• **CHALLENGE**:
Exactly repeat the material, dropping every picture from the copy.

::: ITEMS

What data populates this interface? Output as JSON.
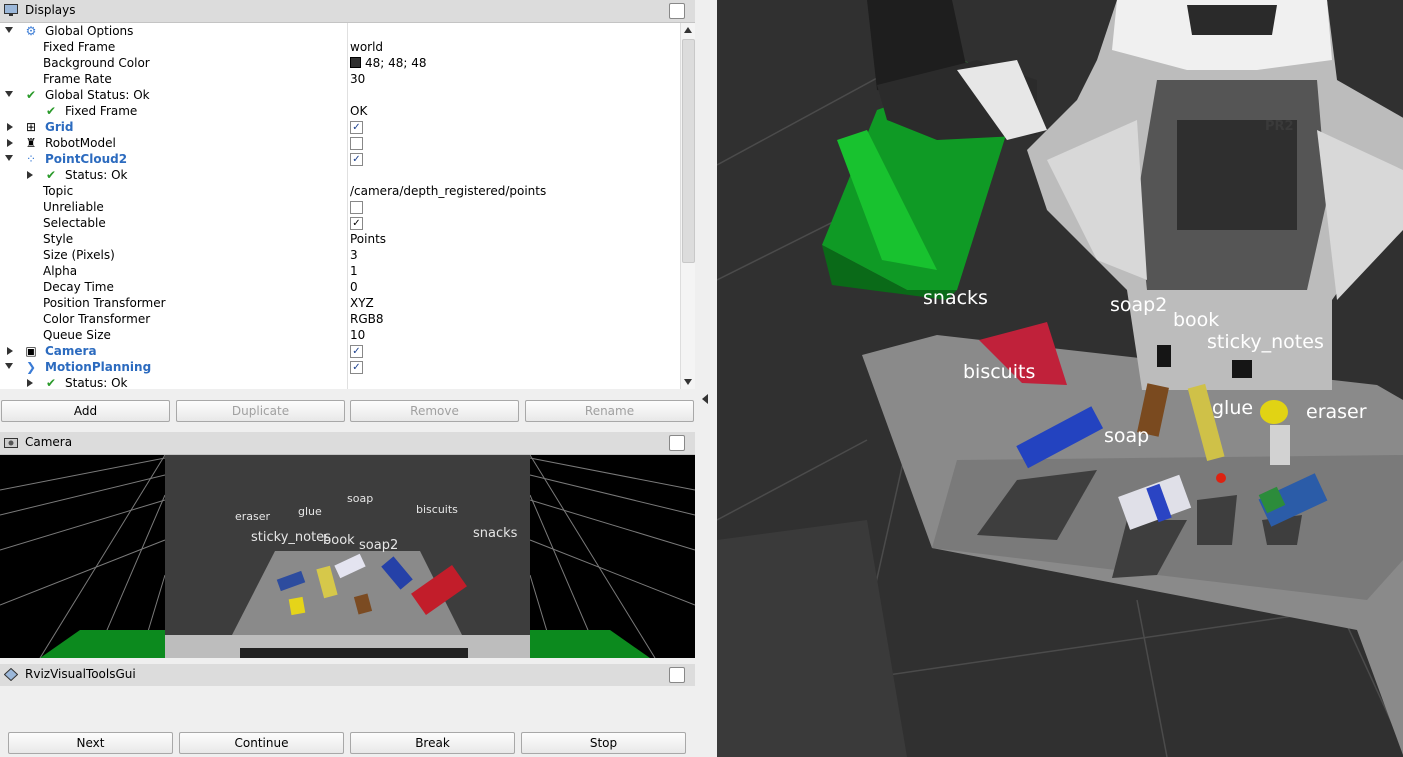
{
  "displays_panel": {
    "title": "Displays",
    "rows": [
      {
        "name": "Global Options",
        "value": ""
      },
      {
        "name": "Fixed Frame",
        "value": "world"
      },
      {
        "name": "Background Color",
        "value": "48; 48; 48"
      },
      {
        "name": "Frame Rate",
        "value": "30"
      },
      {
        "name": "Global Status: Ok",
        "value": ""
      },
      {
        "name": "Fixed Frame",
        "value": "OK"
      },
      {
        "name": "Grid",
        "value": ""
      },
      {
        "name": "RobotModel",
        "value": ""
      },
      {
        "name": "PointCloud2",
        "value": ""
      },
      {
        "name": "Status: Ok",
        "value": ""
      },
      {
        "name": "Topic",
        "value": "/camera/depth_registered/points"
      },
      {
        "name": "Unreliable",
        "value": ""
      },
      {
        "name": "Selectable",
        "value": ""
      },
      {
        "name": "Style",
        "value": "Points"
      },
      {
        "name": "Size (Pixels)",
        "value": "3"
      },
      {
        "name": "Alpha",
        "value": "1"
      },
      {
        "name": "Decay Time",
        "value": "0"
      },
      {
        "name": "Position Transformer",
        "value": "XYZ"
      },
      {
        "name": "Color Transformer",
        "value": "RGB8"
      },
      {
        "name": "Queue Size",
        "value": "10"
      },
      {
        "name": "Camera",
        "value": ""
      },
      {
        "name": "MotionPlanning",
        "value": ""
      },
      {
        "name": "Status: Ok",
        "value": ""
      }
    ],
    "checked": {
      "grid": true,
      "robotmodel": false,
      "pointcloud2": true,
      "unreliable": false,
      "selectable": true,
      "camera": true,
      "motionplanning": true
    },
    "buttons": {
      "add": "Add",
      "duplicate": "Duplicate",
      "remove": "Remove",
      "rename": "Rename"
    }
  },
  "camera_panel": {
    "title": "Camera",
    "labels": [
      "eraser",
      "glue",
      "soap",
      "biscuits",
      "sticky_notes",
      "book",
      "soap2",
      "snacks"
    ]
  },
  "rviz_tools_panel": {
    "title": "RvizVisualToolsGui",
    "buttons": {
      "next": "Next",
      "continue": "Continue",
      "break": "Break",
      "stop": "Stop"
    }
  },
  "viewport": {
    "labels": [
      "snacks",
      "soap2",
      "book",
      "sticky_notes",
      "biscuits",
      "glue",
      "eraser",
      "soap"
    ],
    "robot_logo": "PR2"
  },
  "colors": {
    "background": "#303030",
    "accent": "#2c6bbf",
    "ok": "#2a9a2a"
  }
}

::::::

• **ANSWER**:
What data populates this interface? Output as JSON.
{
  "displays_panel": {
    "title": "Displays",
    "rows": [
      {
        "name": "Global Options",
        "value": ""
      },
      {
        "name": "Fixed Frame",
        "value": "world"
      },
      {
        "name": "Background Color",
        "value": "48; 48; 48"
      },
      {
        "name": "Frame Rate",
        "value": "30"
      },
      {
        "name": "Global Status: Ok",
        "value": ""
      },
      {
        "name": "Fixed Frame",
        "value": "OK"
      },
      {
        "name": "Grid",
        "value": ""
      },
      {
        "name": "RobotModel",
        "value": ""
      },
      {
        "name": "PointCloud2",
        "value": ""
      },
      {
        "name": "Status: Ok",
        "value": ""
      },
      {
        "name": "Topic",
        "value": "/camera/depth_registered/points"
      },
      {
        "name": "Unreliable",
        "value": ""
      },
      {
        "name": "Selectable",
        "value": ""
      },
      {
        "name": "Style",
        "value": "Points"
      },
      {
        "name": "Size (Pixels)",
        "value": "3"
      },
      {
        "name": "Alpha",
        "value": "1"
      },
      {
        "name": "Decay Time",
        "value": "0"
      },
      {
        "name": "Position Transformer",
        "value": "XYZ"
      },
      {
        "name": "Color Transformer",
        "value": "RGB8"
      },
      {
        "name": "Queue Size",
        "value": "10"
      },
      {
        "name": "Camera",
        "value": ""
      },
      {
        "name": "MotionPlanning",
        "value": ""
      },
      {
        "name": "Status: Ok",
        "value": ""
      }
    ],
    "checked": {
      "grid": true,
      "robotmodel": false,
      "pointcloud2": true,
      "unreliable": false,
      "selectable": true,
      "camera": true,
      "motionplanning": true
    },
    "buttons": {
      "add": "Add",
      "duplicate": "Duplicate",
      "remove": "Remove",
      "rename": "Rename"
    }
  },
  "camera_panel": {
    "title": "Camera",
    "labels": [
      "eraser",
      "glue",
      "soap",
      "biscuits",
      "sticky_notes",
      "book",
      "soap2",
      "snacks"
    ]
  },
  "rviz_tools_panel": {
    "title": "RvizVisualToolsGui",
    "buttons": {
      "next": "Next",
      "continue": "Continue",
      "break": "Break",
      "stop": "Stop"
    }
  },
  "viewport": {
    "labels": [
      "snacks",
      "soap2",
      "book",
      "sticky_notes",
      "biscuits",
      "glue",
      "eraser",
      "soap"
    ],
    "robot_logo": "PR2"
  },
  "colors": {
    "background": "#303030",
    "accent": "#2c6bbf",
    "ok": "#2a9a2a"
  }
}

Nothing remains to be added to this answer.